Task instructions: Transcribe the data in full and exactly, omitting any pictures.

Data entries
_____

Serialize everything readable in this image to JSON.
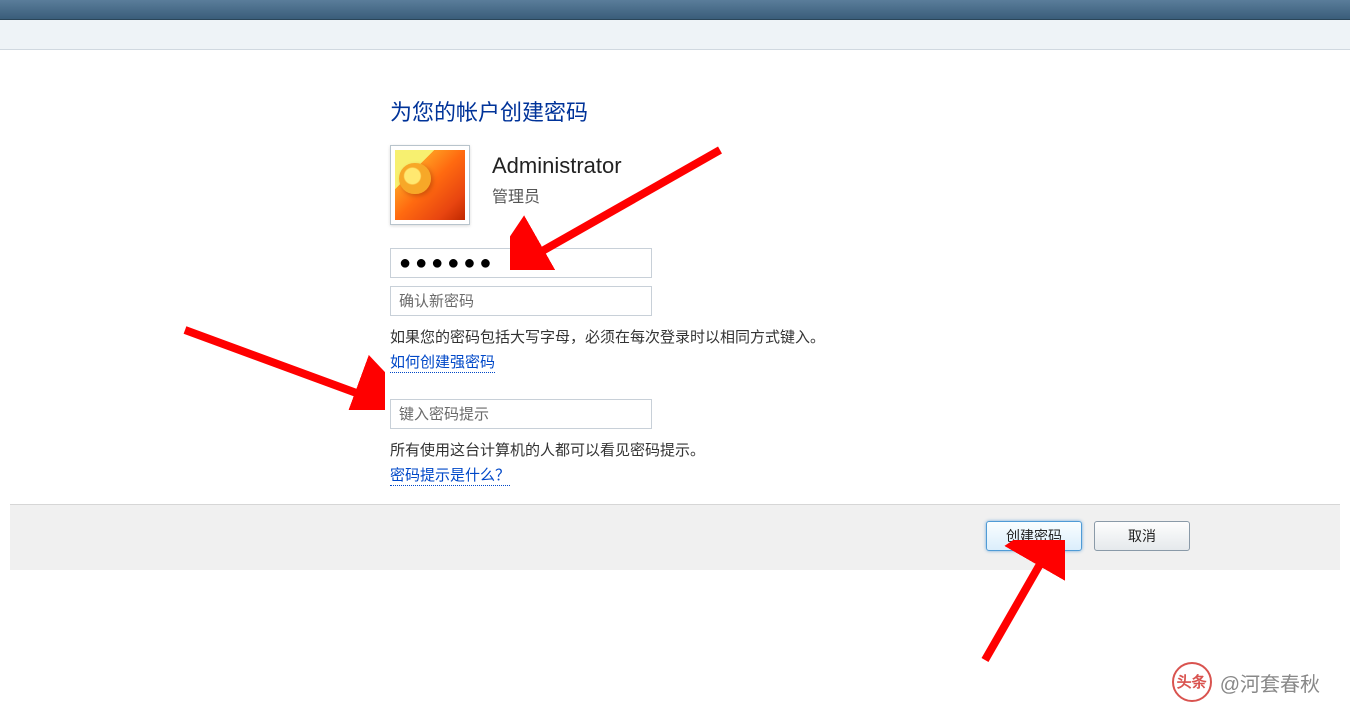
{
  "page": {
    "title": "为您的帐户创建密码"
  },
  "user": {
    "name": "Administrator",
    "role": "管理员"
  },
  "form": {
    "password_value": "●●●●●●",
    "confirm_placeholder": "确认新密码",
    "caps_note": "如果您的密码包括大写字母，必须在每次登录时以相同方式键入。",
    "strong_pw_link": "如何创建强密码",
    "hint_placeholder": "键入密码提示",
    "hint_note": "所有使用这台计算机的人都可以看见密码提示。",
    "hint_help_link": "密码提示是什么？"
  },
  "buttons": {
    "create": "创建密码",
    "cancel": "取消"
  },
  "watermark": {
    "badge": "头条",
    "text": "@河套春秋"
  }
}
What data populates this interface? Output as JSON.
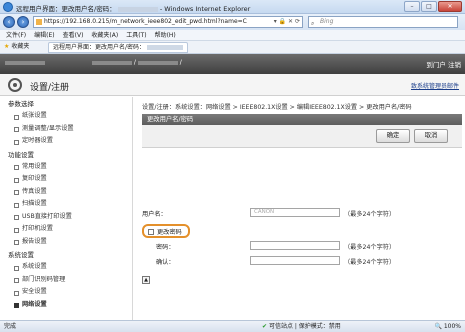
{
  "window": {
    "title": "远程用户界面：更改用户名/密码：",
    "title_suffix": "- Windows Internet Explorer",
    "buttons": [
      "–",
      "□",
      "✕"
    ]
  },
  "address_bar": {
    "url": "https://192.168.0.215/m_network_ieee802_edit_pwd.html?name=C",
    "search_placeholder": "Bing"
  },
  "menu": [
    "文件(F)",
    "编辑(E)",
    "查看(V)",
    "收藏夹(A)",
    "工具(T)",
    "帮助(H)"
  ],
  "favorites": {
    "label": "收藏夹",
    "tab_title": "远程用户界面：更改用户名/密码："
  },
  "top_band": {
    "portal_link": "到门户 注销"
  },
  "header": {
    "title": "设置/注册",
    "sysmail": "致系统管理员邮件"
  },
  "sidebar": {
    "sections": [
      {
        "label": "参数选择",
        "items": [
          "纸张设置",
          "测量调整/显示设置",
          "定时器设置"
        ]
      },
      {
        "label": "功能设置",
        "items": [
          "常用设置",
          "复印设置",
          "传真设置",
          "扫描设置",
          "USB直接打印设置",
          "打印机设置",
          "报告设置"
        ]
      },
      {
        "label": "系统设置",
        "items": [
          "系统设置",
          "部门识别码管理",
          "安全设置",
          "网络设置"
        ]
      }
    ],
    "active_item": "网络设置"
  },
  "main": {
    "breadcrumb": "设置/注册：系统设置：网络设置 > IEEE802.1X设置 > 编辑IEEE802.1X设置 > 更改用户名/密码",
    "panel_title": "更改用户名/密码",
    "ok_button": "确定",
    "cancel_button": "取消",
    "username_label": "用户名：",
    "username_value": "CANON",
    "username_hint": "（最多24个字符）",
    "change_password_label": "更改密码",
    "password_label": "密码：",
    "password_hint": "（最多24个字符）",
    "confirm_label": "确认：",
    "confirm_hint": "（最多24个字符）"
  },
  "status_bar": {
    "done": "完成",
    "zone": "可信站点 | 保护模式：禁用",
    "zoom": "100%"
  }
}
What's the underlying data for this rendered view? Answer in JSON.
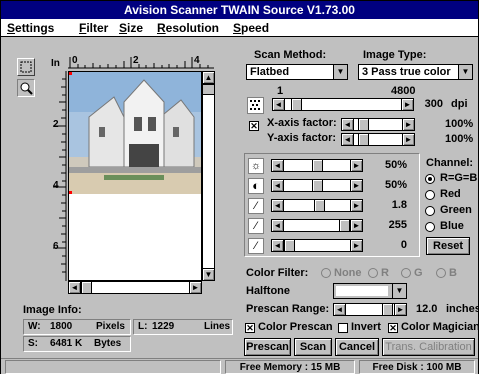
{
  "window": {
    "title": "Avision Scanner TWAIN Source V1.73.00"
  },
  "menu": {
    "items": [
      {
        "label": "Settings",
        "accel": "S",
        "rest": "ettings"
      },
      {
        "label": "Filter",
        "accel": "F",
        "rest": "ilter"
      },
      {
        "label": "Size",
        "accel": "S",
        "pre": "",
        "rest": "ize"
      },
      {
        "label": "Resolution",
        "accel": "R",
        "rest": "esolution"
      },
      {
        "label": "Speed",
        "accel": "S",
        "rest": "peed"
      }
    ]
  },
  "ruler": {
    "unit": "In",
    "h_ticks": [
      "0",
      "2",
      "4"
    ],
    "v_ticks": [
      "2",
      "4",
      "6"
    ]
  },
  "scan_method": {
    "label": "Scan Method:",
    "value": "Flatbed"
  },
  "image_type": {
    "label": "Image Type:",
    "value": "3 Pass true color"
  },
  "resolution": {
    "min": "1",
    "max": "4800",
    "value": "300",
    "unit": "dpi",
    "fraction": 0.06
  },
  "x_axis": {
    "label": "X-axis factor:",
    "value": "100%",
    "checked": true
  },
  "y_axis": {
    "label": "Y-axis factor:",
    "value": "100%"
  },
  "adjust": [
    {
      "icon": "brightness-icon",
      "glyph": "☼",
      "value": "50%",
      "fraction": 0.5
    },
    {
      "icon": "contrast-icon",
      "glyph": "◐",
      "value": "50%",
      "fraction": 0.5
    },
    {
      "icon": "gamma-icon",
      "glyph": "⁄",
      "value": "1.8",
      "fraction": 0.55
    },
    {
      "icon": "highlight-icon",
      "glyph": "⁄",
      "value": "255",
      "fraction": 1.0
    },
    {
      "icon": "shadow-icon",
      "glyph": "⁄",
      "value": "0",
      "fraction": 0.0
    }
  ],
  "channel": {
    "label": "Channel:",
    "options": [
      "R=G=B",
      "Red",
      "Green",
      "Blue"
    ],
    "selected": "R=G=B",
    "reset_label": "Reset"
  },
  "color_filter": {
    "label": "Color Filter:",
    "options": [
      "None",
      "R",
      "G",
      "B"
    ]
  },
  "halftone": {
    "label": "Halftone"
  },
  "prescan_range": {
    "label": "Prescan Range:",
    "value": "12.0",
    "unit": "inches"
  },
  "options": {
    "color_prescan": {
      "label": "Color Prescan",
      "checked": true
    },
    "invert": {
      "label": "Invert",
      "checked": false
    },
    "color_magician": {
      "label": "Color Magician",
      "checked": true
    }
  },
  "buttons": {
    "prescan": "Prescan",
    "scan": "Scan",
    "cancel": "Cancel",
    "calibration": "Trans. Calibration"
  },
  "image_info": {
    "label": "Image Info:",
    "w_label": "W:",
    "w_value": "1800",
    "w_unit": "Pixels",
    "l_label": "L:",
    "l_value": "1229",
    "l_unit": "Lines",
    "s_label": "S:",
    "s_value": "6481 K",
    "s_unit": "Bytes"
  },
  "status": {
    "free_memory": "Free Memory : 15 MB",
    "free_disk": "Free Disk : 100 MB"
  }
}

_____

Written answer:
Serialize everything readable in this image to JSON.
{
  "page": {
    "title": "为您的帐户创建密码"
  },
  "user": {
    "name": "Administrator",
    "role": "管理员"
  },
  "form": {
    "password_value": "●●●●●●",
    "confirm_placeholder": "确认新密码",
    "caps_note": "如果您的密码包括大写字母，必须在每次登录时以相同方式键入。",
    "strong_pw_link": "如何创建强密码",
    "hint_placeholder": "键入密码提示",
    "hint_note": "所有使用这台计算机的人都可以看见密码提示。",
    "hint_help_link": "密码提示是什么？"
  },
  "buttons": {
    "create": "创建密码",
    "cancel": "取消"
  },
  "watermark": {
    "badge": "头条",
    "text": "@河套春秋"
  }
}
What data populates this interface? Output as JSON.
{
  "window": {
    "title": "远程用户界面：更改用户名/密码：",
    "title_suffix": "- Windows Internet Explorer",
    "buttons": [
      "–",
      "□",
      "✕"
    ]
  },
  "address_bar": {
    "url": "https://192.168.0.215/m_network_ieee802_edit_pwd.html?name=C",
    "search_placeholder": "Bing"
  },
  "menu": [
    "文件(F)",
    "编辑(E)",
    "查看(V)",
    "收藏夹(A)",
    "工具(T)",
    "帮助(H)"
  ],
  "favorites": {
    "label": "收藏夹",
    "tab_title": "远程用户界面：更改用户名/密码："
  },
  "top_band": {
    "portal_link": "到门户 注销"
  },
  "header": {
    "title": "设置/注册",
    "sysmail": "致系统管理员邮件"
  },
  "sidebar": {
    "sections": [
      {
        "label": "参数选择",
        "items": [
          "纸张设置",
          "测量调整/显示设置",
          "定时器设置"
        ]
      },
      {
        "label": "功能设置",
        "items": [
          "常用设置",
          "复印设置",
          "传真设置",
          "扫描设置",
          "USB直接打印设置",
          "打印机设置",
          "报告设置"
        ]
      },
      {
        "label": "系统设置",
        "items": [
          "系统设置",
          "部门识别码管理",
          "安全设置",
          "网络设置"
        ]
      }
    ],
    "active_item": "网络设置"
  },
  "main": {
    "breadcrumb": "设置/注册：系统设置：网络设置 > IEEE802.1X设置 > 编辑IEEE802.1X设置 > 更改用户名/密码",
    "panel_title": "更改用户名/密码",
    "ok_button": "确定",
    "cancel_button": "取消",
    "username_label": "用户名：",
    "username_value": "CANON",
    "username_hint": "（最多24个字符）",
    "change_password_label": "更改密码",
    "password_label": "密码：",
    "password_hint": "（最多24个字符）",
    "confirm_label": "确认：",
    "confirm_hint": "（最多24个字符）"
  },
  "status_bar": {
    "done": "完成",
    "zone": "可信站点 | 保护模式：禁用",
    "zoom": "100%"
  }
}
What's the underlying data for this rendered view? Answer in JSON.
{
  "window": {
    "title": "Avision Scanner TWAIN Source V1.73.00"
  },
  "menu": {
    "items": [
      {
        "label": "Settings",
        "accel": "S",
        "rest": "ettings"
      },
      {
        "label": "Filter",
        "accel": "F",
        "rest": "ilter"
      },
      {
        "label": "Size",
        "accel": "S",
        "pre": "",
        "rest": "ize"
      },
      {
        "label": "Resolution",
        "accel": "R",
        "rest": "esolution"
      },
      {
        "label": "Speed",
        "accel": "S",
        "rest": "peed"
      }
    ]
  },
  "ruler": {
    "unit": "In",
    "h_ticks": [
      "0",
      "2",
      "4"
    ],
    "v_ticks": [
      "2",
      "4",
      "6"
    ]
  },
  "scan_method": {
    "label": "Scan Method:",
    "value": "Flatbed"
  },
  "image_type": {
    "label": "Image Type:",
    "value": "3 Pass true color"
  },
  "resolution": {
    "min": "1",
    "max": "4800",
    "value": "300",
    "unit": "dpi",
    "fraction": 0.06
  },
  "x_axis": {
    "label": "X-axis factor:",
    "value": "100%",
    "checked": true
  },
  "y_axis": {
    "label": "Y-axis factor:",
    "value": "100%"
  },
  "adjust": [
    {
      "icon": "brightness-icon",
      "glyph": "☼",
      "value": "50%",
      "fraction": 0.5
    },
    {
      "icon": "contrast-icon",
      "glyph": "◐",
      "value": "50%",
      "fraction": 0.5
    },
    {
      "icon": "gamma-icon",
      "glyph": "⁄",
      "value": "1.8",
      "fraction": 0.55
    },
    {
      "icon": "highlight-icon",
      "glyph": "⁄",
      "value": "255",
      "fraction": 1.0
    },
    {
      "icon": "shadow-icon",
      "glyph": "⁄",
      "value": "0",
      "fraction": 0.0
    }
  ],
  "channel": {
    "label": "Channel:",
    "options": [
      "R=G=B",
      "Red",
      "Green",
      "Blue"
    ],
    "selected": "R=G=B",
    "reset_label": "Reset"
  },
  "color_filter": {
    "label": "Color Filter:",
    "options": [
      "None",
      "R",
      "G",
      "B"
    ]
  },
  "halftone": {
    "label": "Halftone"
  },
  "prescan_range": {
    "label": "Prescan Range:",
    "value": "12.0",
    "unit": "inches"
  },
  "options": {
    "color_prescan": {
      "label": "Color Prescan",
      "checked": true
    },
    "invert": {
      "label": "Invert",
      "checked": false
    },
    "color_magician": {
      "label": "Color Magician",
      "checked": true
    }
  },
  "buttons": {
    "prescan": "Prescan",
    "scan": "Scan",
    "cancel": "Cancel",
    "calibration": "Trans. Calibration"
  },
  "image_info": {
    "label": "Image Info:",
    "w_label": "W:",
    "w_value": "1800",
    "w_unit": "Pixels",
    "l_label": "L:",
    "l_value": "1229",
    "l_unit": "Lines",
    "s_label": "S:",
    "s_value": "6481 K",
    "s_unit": "Bytes"
  },
  "status": {
    "free_memory": "Free Memory : 15 MB",
    "free_disk": "Free Disk : 100 MB"
  }
}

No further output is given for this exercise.